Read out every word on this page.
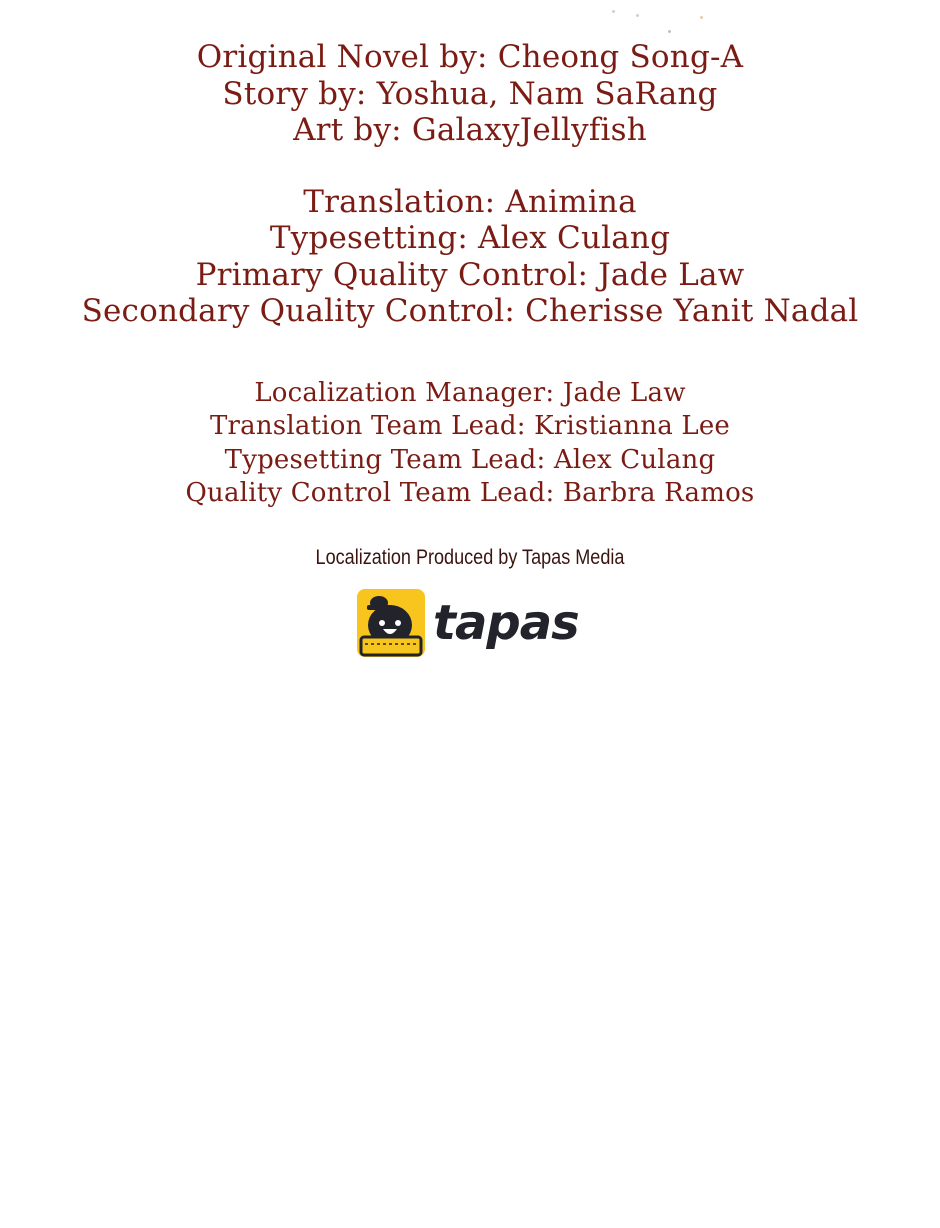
Original Novel by: Cheong Song-A
Story by: Yoshua, Nam SaRang
Art by: GalaxyJellyfish
Translation: Animina
Typesetting: Alex Culang
Primary Quality Control: Jade Law
Secondary Quality Control: Cherisse Yanit Nadal
Localization Manager: Jade Law
Translation Team Lead: Kristianna Lee
Typesetting Team Lead: Alex Culang
Quality Control Team Lead: Barbra Ramos
Localization Produced by Tapas Media
tapas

#### Given task:
Exclude the pictures and repeat every other part of the records word for word.

#### Response below:
Read out every word on this page.
Original Novel by: Cheong Song-A
Story by: Yoshua, Nam SaRang
Art by: GalaxyJellyfish
Translation: Animina
Typesetting: Alex Culang
Primary Quality Control: Jade Law
Secondary Quality Control: Cherisse Yanit Nadal
Localization Manager: Jade Law
Translation Team Lead: Kristianna Lee
Typesetting Team Lead: Alex Culang
Quality Control Team Lead: Barbra Ramos
Localization Produced by Tapas Media
tapas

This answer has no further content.